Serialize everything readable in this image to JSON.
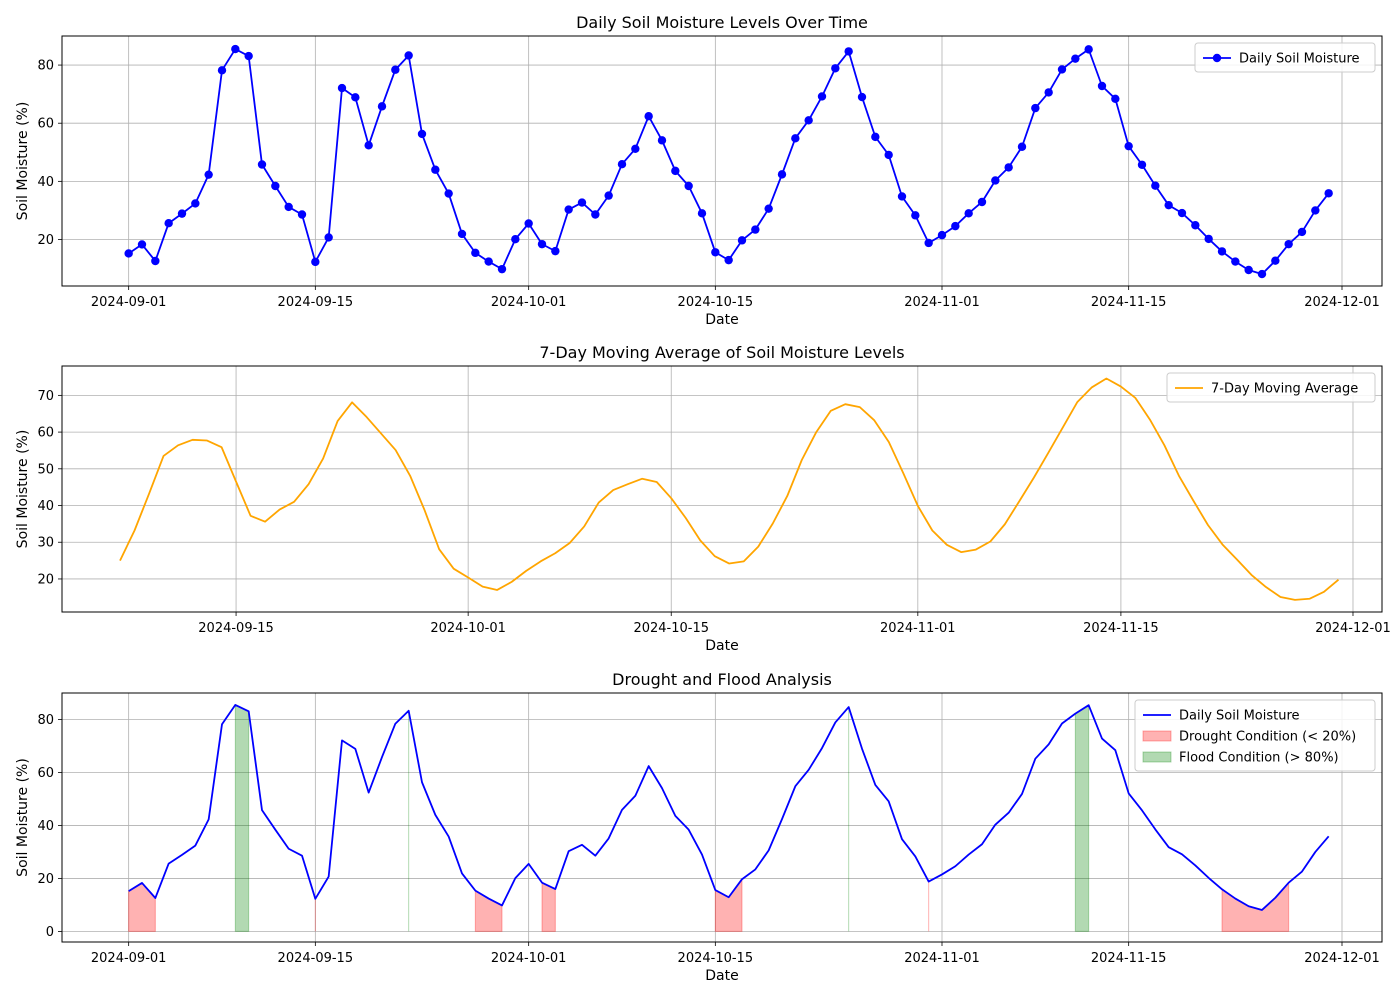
{
  "chart_data": [
    {
      "type": "line",
      "title": "Daily Soil Moisture Levels Over Time",
      "xlabel": "Date",
      "ylabel": "Soil Moisture (%)",
      "x_start": "2024-09-01",
      "xlim": [
        "2024-08-27",
        "2024-12-04"
      ],
      "ylim": [
        4,
        90
      ],
      "xticks": [
        "2024-09-01",
        "2024-09-15",
        "2024-10-01",
        "2024-10-15",
        "2024-11-01",
        "2024-11-15",
        "2024-12-01"
      ],
      "yticks": [
        20,
        40,
        60,
        80
      ],
      "grid": true,
      "legend": "top-right",
      "series": [
        {
          "name": "Daily Soil Moisture",
          "color": "#0000ff",
          "marker": "circle",
          "values": [
            15.2,
            18.3,
            12.6,
            25.6,
            28.9,
            32.4,
            42.3,
            78.2,
            85.5,
            83.1,
            45.8,
            38.4,
            31.2,
            28.6,
            12.3,
            20.7,
            72.1,
            68.9,
            52.4,
            65.8,
            78.4,
            83.3,
            56.3,
            44.0,
            35.8,
            21.9,
            15.4,
            12.4,
            9.8,
            20.1,
            25.5,
            18.4,
            16.0,
            30.3,
            32.7,
            28.6,
            35.1,
            45.9,
            51.2,
            62.4,
            54.1,
            43.6,
            38.4,
            29.0,
            15.6,
            12.9,
            19.7,
            23.4,
            30.6,
            42.4,
            54.8,
            61.0,
            69.2,
            78.9,
            84.7,
            69.0,
            55.3,
            49.1,
            34.8,
            28.3,
            18.8,
            21.5,
            24.6,
            29.0,
            32.9,
            40.3,
            44.8,
            51.9,
            65.2,
            70.6,
            78.5,
            82.2,
            85.4,
            72.8,
            68.4,
            52.1,
            45.7,
            38.5,
            31.8,
            29.1,
            24.9,
            20.2,
            15.9,
            12.4,
            9.5,
            8.1,
            12.7,
            18.4,
            22.6,
            30.0,
            35.9
          ]
        }
      ]
    },
    {
      "type": "line",
      "title": "7-Day Moving Average of Soil Moisture Levels",
      "xlabel": "Date",
      "ylabel": "Soil Moisture (%)",
      "x_start": "2024-09-07",
      "xlim": [
        "2024-09-03",
        "2024-12-03"
      ],
      "ylim": [
        11,
        78
      ],
      "xticks": [
        "2024-09-15",
        "2024-10-01",
        "2024-10-15",
        "2024-11-01",
        "2024-11-15",
        "2024-12-01"
      ],
      "yticks": [
        20,
        30,
        40,
        50,
        60,
        70
      ],
      "grid": true,
      "legend": "top-right",
      "series": [
        {
          "name": "7-Day Moving Average",
          "color": "#ffa500",
          "values": [
            25.0,
            33.2,
            43.2,
            53.5,
            56.4,
            57.9,
            57.7,
            55.9,
            46.5,
            37.2,
            35.6,
            38.9,
            41.0,
            45.8,
            52.8,
            63.0,
            68.1,
            64.1,
            59.6,
            55.1,
            48.1,
            38.7,
            28.1,
            22.8,
            20.4,
            17.9,
            17.0,
            19.2,
            22.2,
            24.8,
            27.0,
            29.8,
            34.3,
            40.8,
            44.2,
            45.8,
            47.3,
            46.4,
            42.0,
            36.6,
            30.5,
            26.2,
            24.2,
            24.8,
            28.8,
            35.1,
            42.6,
            52.4,
            60.0,
            65.8,
            67.6,
            66.8,
            63.2,
            57.3,
            48.8,
            39.9,
            33.2,
            29.3,
            27.3,
            28.0,
            30.2,
            34.9,
            41.2,
            47.6,
            54.4,
            61.3,
            68.2,
            72.2,
            74.6,
            72.4,
            69.3,
            63.4,
            56.4,
            48.1,
            41.3,
            34.7,
            29.4,
            25.3,
            21.1,
            17.8,
            15.1,
            14.3,
            14.6,
            16.5,
            19.8
          ]
        }
      ]
    },
    {
      "type": "area",
      "title": "Drought and Flood Analysis",
      "xlabel": "Date",
      "ylabel": "Soil Moisture (%)",
      "x_start": "2024-09-01",
      "xlim": [
        "2024-08-27",
        "2024-12-04"
      ],
      "ylim": [
        -4,
        90
      ],
      "xticks": [
        "2024-09-01",
        "2024-09-15",
        "2024-10-01",
        "2024-10-15",
        "2024-11-01",
        "2024-11-15",
        "2024-12-01"
      ],
      "yticks": [
        0,
        20,
        40,
        60,
        80
      ],
      "grid": true,
      "legend": "top-right",
      "series": [
        {
          "name": "Daily Soil Moisture",
          "color": "#0000ff",
          "values_from": "chart_data.0.series.0.values"
        },
        {
          "name": "Drought Condition (< 20%)",
          "color": "#ff0000",
          "alpha": 0.3,
          "threshold": 20,
          "condition": "below"
        },
        {
          "name": "Flood Condition (> 80%)",
          "color": "#008000",
          "alpha": 0.3,
          "threshold": 80,
          "condition": "above"
        }
      ]
    }
  ]
}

* _Directive_:
Pull out every line holding "Moving" from the records above, and copy it.

* _Output of the exercise_:
      "title": "7-Day Moving Average of Soil Moisture Levels",
          "name": "7-Day Moving Average",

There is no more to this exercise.